**WHAT YOU ARE ASKED TO DO:** Pictures aside, quote the whole listing exactly.

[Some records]
###

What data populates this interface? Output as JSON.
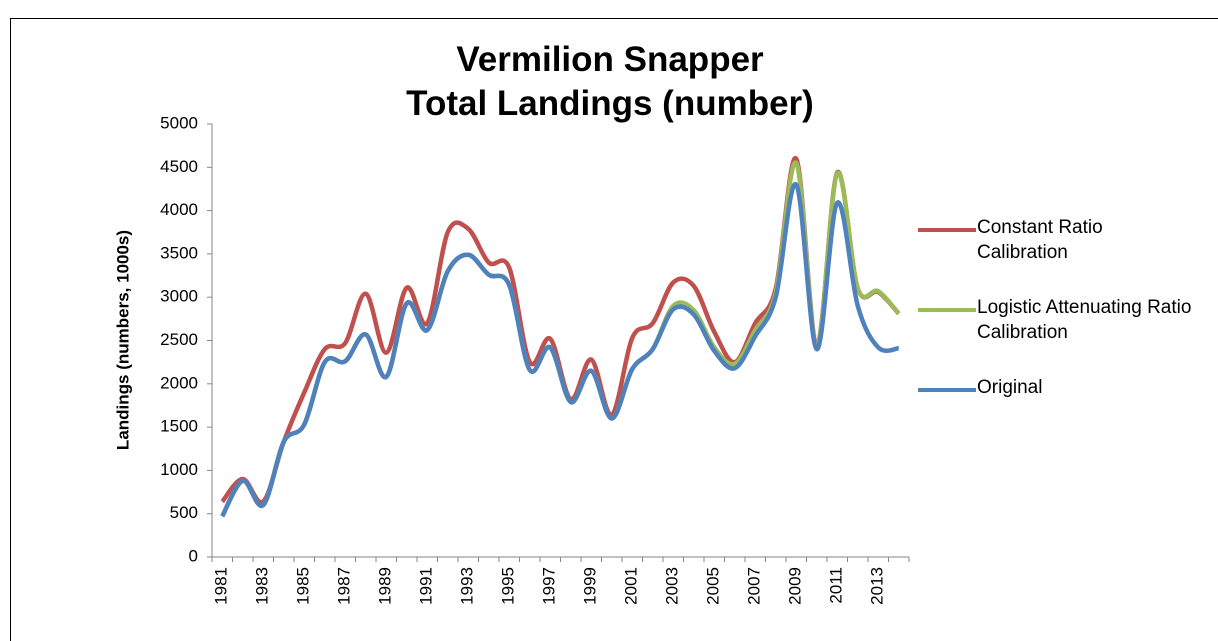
{
  "chart_data": {
    "type": "line",
    "title": "Vermilion Snapper\nTotal Landings (number)",
    "y_label": "Landings (numbers, 1000s)",
    "categories": [
      "1981",
      null,
      "1983",
      null,
      "1985",
      null,
      "1987",
      null,
      "1989",
      null,
      "1991",
      null,
      "1993",
      null,
      "1995",
      null,
      "1997",
      null,
      "1999",
      null,
      "2001",
      null,
      "2003",
      null,
      "2005",
      null,
      "2007",
      null,
      "2009",
      null,
      "2011",
      null,
      "2013",
      null
    ],
    "series": [
      {
        "name": "Constant Ratio Calibration",
        "color": "#c0504d",
        "values": [
          640,
          900,
          640,
          1330,
          1900,
          2400,
          2470,
          3040,
          2360,
          3110,
          2700,
          3750,
          3790,
          3400,
          3340,
          2250,
          2520,
          1820,
          2280,
          1640,
          2530,
          2700,
          3170,
          3130,
          2600,
          2250,
          2700,
          3100,
          4600,
          2450,
          4440,
          3100,
          3060,
          2810
        ]
      },
      {
        "name": "Logistic Attenuating Ratio Calibration",
        "color": "#9bbb59",
        "values": [
          470,
          880,
          600,
          1330,
          1530,
          2250,
          2260,
          2570,
          2080,
          2930,
          2620,
          3300,
          3490,
          3260,
          3140,
          2160,
          2420,
          1790,
          2150,
          1600,
          2170,
          2400,
          2900,
          2850,
          2420,
          2230,
          2620,
          3050,
          4550,
          2430,
          4430,
          3100,
          3070,
          2810
        ]
      },
      {
        "name": "Original",
        "color": "#4f81bd",
        "values": [
          470,
          880,
          600,
          1330,
          1530,
          2250,
          2260,
          2570,
          2080,
          2930,
          2620,
          3300,
          3490,
          3260,
          3140,
          2160,
          2420,
          1790,
          2150,
          1600,
          2170,
          2400,
          2860,
          2800,
          2380,
          2180,
          2550,
          3000,
          4300,
          2400,
          4090,
          2900,
          2420,
          2410
        ]
      }
    ],
    "ylim": [
      0,
      5000
    ],
    "yticks": [
      0,
      500,
      1000,
      1500,
      2000,
      2500,
      3000,
      3500,
      4000,
      4500,
      5000
    ],
    "grid": false,
    "legend": "right"
  }
}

###

**EXERCISE SOLUTION:**
What data populates this interface? Output as JSON.
{
  "chart_data": {
    "type": "line",
    "title": "Vermilion Snapper\nTotal Landings (number)",
    "y_label": "Landings (numbers, 1000s)",
    "categories": [
      "1981",
      null,
      "1983",
      null,
      "1985",
      null,
      "1987",
      null,
      "1989",
      null,
      "1991",
      null,
      "1993",
      null,
      "1995",
      null,
      "1997",
      null,
      "1999",
      null,
      "2001",
      null,
      "2003",
      null,
      "2005",
      null,
      "2007",
      null,
      "2009",
      null,
      "2011",
      null,
      "2013",
      null
    ],
    "series": [
      {
        "name": "Constant Ratio Calibration",
        "color": "#c0504d",
        "values": [
          640,
          900,
          640,
          1330,
          1900,
          2400,
          2470,
          3040,
          2360,
          3110,
          2700,
          3750,
          3790,
          3400,
          3340,
          2250,
          2520,
          1820,
          2280,
          1640,
          2530,
          2700,
          3170,
          3130,
          2600,
          2250,
          2700,
          3100,
          4600,
          2450,
          4440,
          3100,
          3060,
          2810
        ]
      },
      {
        "name": "Logistic Attenuating Ratio Calibration",
        "color": "#9bbb59",
        "values": [
          470,
          880,
          600,
          1330,
          1530,
          2250,
          2260,
          2570,
          2080,
          2930,
          2620,
          3300,
          3490,
          3260,
          3140,
          2160,
          2420,
          1790,
          2150,
          1600,
          2170,
          2400,
          2900,
          2850,
          2420,
          2230,
          2620,
          3050,
          4550,
          2430,
          4430,
          3100,
          3070,
          2810
        ]
      },
      {
        "name": "Original",
        "color": "#4f81bd",
        "values": [
          470,
          880,
          600,
          1330,
          1530,
          2250,
          2260,
          2570,
          2080,
          2930,
          2620,
          3300,
          3490,
          3260,
          3140,
          2160,
          2420,
          1790,
          2150,
          1600,
          2170,
          2400,
          2860,
          2800,
          2380,
          2180,
          2550,
          3000,
          4300,
          2400,
          4090,
          2900,
          2420,
          2410
        ]
      }
    ],
    "ylim": [
      0,
      5000
    ],
    "yticks": [
      0,
      500,
      1000,
      1500,
      2000,
      2500,
      3000,
      3500,
      4000,
      4500,
      5000
    ],
    "grid": false,
    "legend": "right"
  }
}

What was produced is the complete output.